→ RECORD LIST:
___

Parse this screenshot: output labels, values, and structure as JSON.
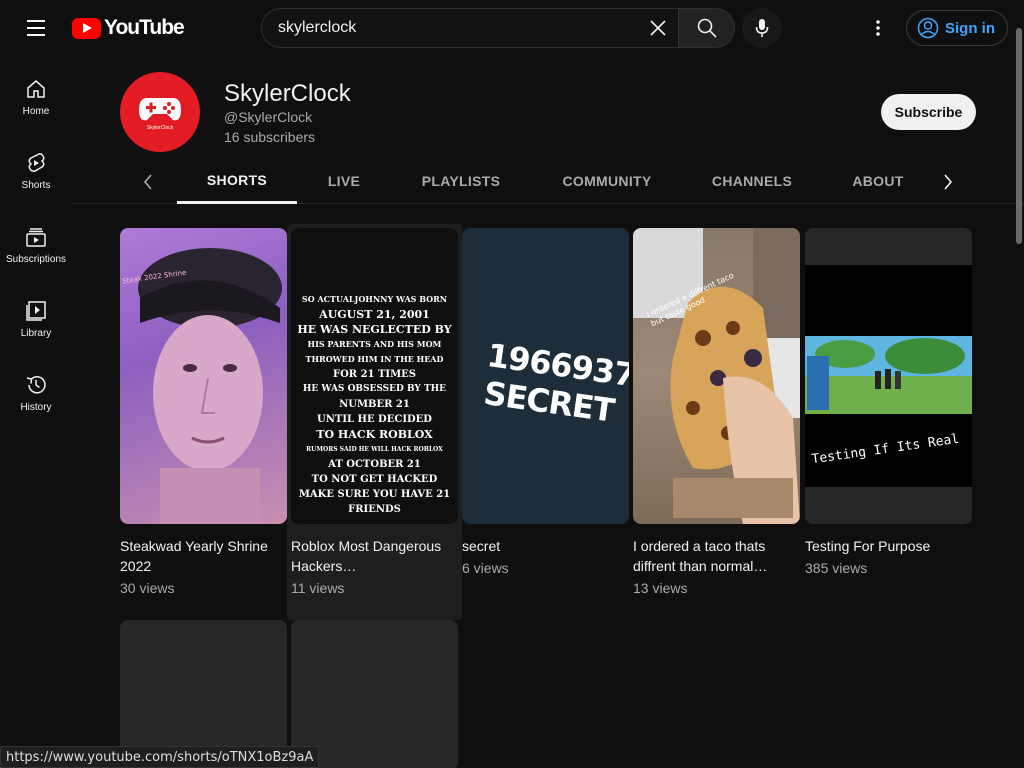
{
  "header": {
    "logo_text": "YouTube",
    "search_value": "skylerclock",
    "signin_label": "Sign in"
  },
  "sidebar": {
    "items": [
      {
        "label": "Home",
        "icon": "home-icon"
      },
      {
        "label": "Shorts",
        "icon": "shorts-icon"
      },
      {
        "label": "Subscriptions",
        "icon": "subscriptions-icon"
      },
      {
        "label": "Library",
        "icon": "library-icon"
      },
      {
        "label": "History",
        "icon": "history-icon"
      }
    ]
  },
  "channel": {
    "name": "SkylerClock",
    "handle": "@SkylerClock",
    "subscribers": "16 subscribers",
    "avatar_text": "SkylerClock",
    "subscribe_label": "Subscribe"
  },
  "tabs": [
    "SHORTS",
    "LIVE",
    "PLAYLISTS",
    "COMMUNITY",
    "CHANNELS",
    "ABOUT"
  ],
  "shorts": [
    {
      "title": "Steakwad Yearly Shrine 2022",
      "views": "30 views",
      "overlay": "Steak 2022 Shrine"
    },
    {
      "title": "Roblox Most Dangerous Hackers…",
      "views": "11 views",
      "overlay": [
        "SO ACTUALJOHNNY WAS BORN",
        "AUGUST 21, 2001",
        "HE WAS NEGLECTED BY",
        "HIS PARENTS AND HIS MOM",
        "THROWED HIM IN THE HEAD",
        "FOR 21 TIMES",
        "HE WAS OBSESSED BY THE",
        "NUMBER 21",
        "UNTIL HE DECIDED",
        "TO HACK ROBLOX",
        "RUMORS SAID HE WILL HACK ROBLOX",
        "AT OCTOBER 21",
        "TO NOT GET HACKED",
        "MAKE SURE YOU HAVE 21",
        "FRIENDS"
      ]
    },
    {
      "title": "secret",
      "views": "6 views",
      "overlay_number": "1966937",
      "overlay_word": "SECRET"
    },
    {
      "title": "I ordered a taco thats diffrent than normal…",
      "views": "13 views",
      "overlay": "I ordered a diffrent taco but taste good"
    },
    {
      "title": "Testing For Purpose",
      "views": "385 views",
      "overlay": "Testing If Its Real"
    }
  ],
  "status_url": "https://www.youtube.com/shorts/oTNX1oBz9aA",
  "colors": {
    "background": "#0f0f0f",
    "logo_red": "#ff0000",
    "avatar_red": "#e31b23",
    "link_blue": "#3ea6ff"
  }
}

___

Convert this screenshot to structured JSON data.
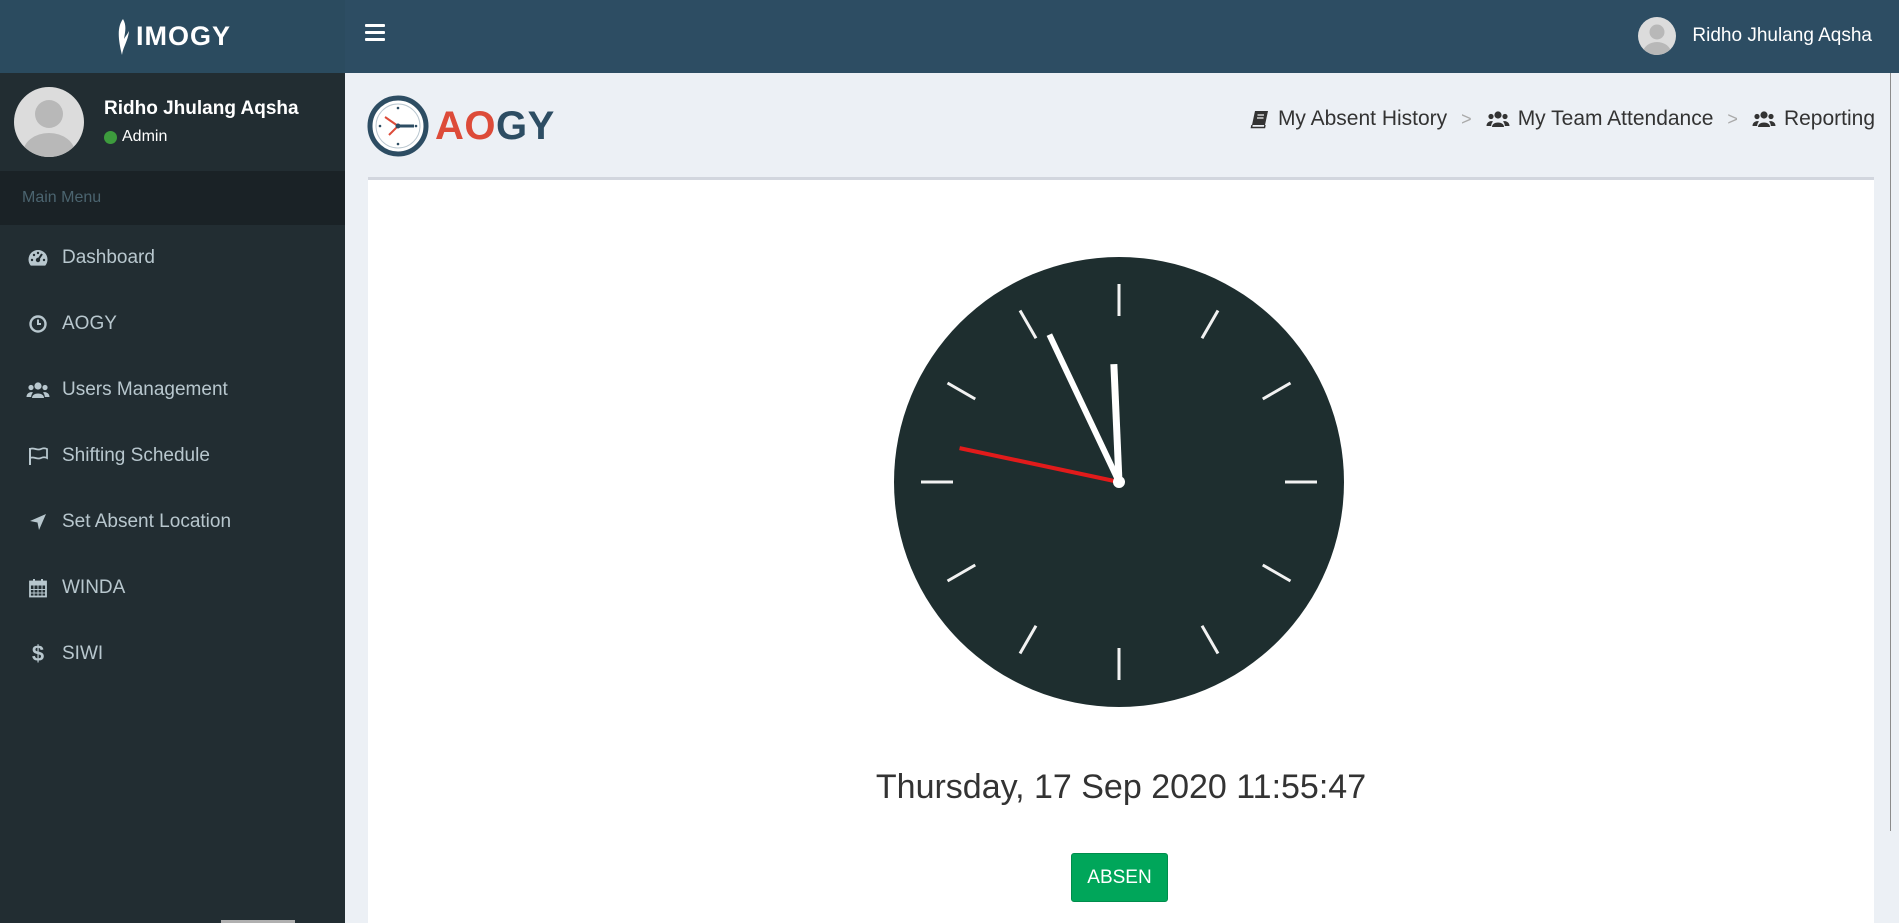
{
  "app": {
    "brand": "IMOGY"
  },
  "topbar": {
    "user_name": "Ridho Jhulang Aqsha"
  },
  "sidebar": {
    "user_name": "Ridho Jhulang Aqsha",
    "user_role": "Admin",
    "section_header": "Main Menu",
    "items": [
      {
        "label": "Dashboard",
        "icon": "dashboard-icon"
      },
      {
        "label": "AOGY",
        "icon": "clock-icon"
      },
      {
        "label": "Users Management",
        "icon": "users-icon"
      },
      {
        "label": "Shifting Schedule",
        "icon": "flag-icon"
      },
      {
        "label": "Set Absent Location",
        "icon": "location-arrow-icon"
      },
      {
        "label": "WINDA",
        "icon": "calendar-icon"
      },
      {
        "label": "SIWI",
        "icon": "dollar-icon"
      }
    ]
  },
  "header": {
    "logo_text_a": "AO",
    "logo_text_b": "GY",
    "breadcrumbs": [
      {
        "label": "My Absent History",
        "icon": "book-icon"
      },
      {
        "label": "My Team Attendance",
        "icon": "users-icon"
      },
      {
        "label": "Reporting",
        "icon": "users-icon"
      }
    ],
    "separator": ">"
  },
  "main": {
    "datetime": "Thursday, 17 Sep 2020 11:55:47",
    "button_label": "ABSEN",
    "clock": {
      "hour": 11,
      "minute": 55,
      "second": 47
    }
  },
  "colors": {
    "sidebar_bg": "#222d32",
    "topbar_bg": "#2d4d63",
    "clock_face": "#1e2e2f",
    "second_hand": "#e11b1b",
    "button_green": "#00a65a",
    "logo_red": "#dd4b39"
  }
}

___

→ YOUR OBJECTIVE: Check every line of the data above for the string "Ridho", and copy those that have it.

→ FINAL RESULT:
    "user_name": "Ridho Jhulang Aqsha"
    "user_name": "Ridho Jhulang Aqsha",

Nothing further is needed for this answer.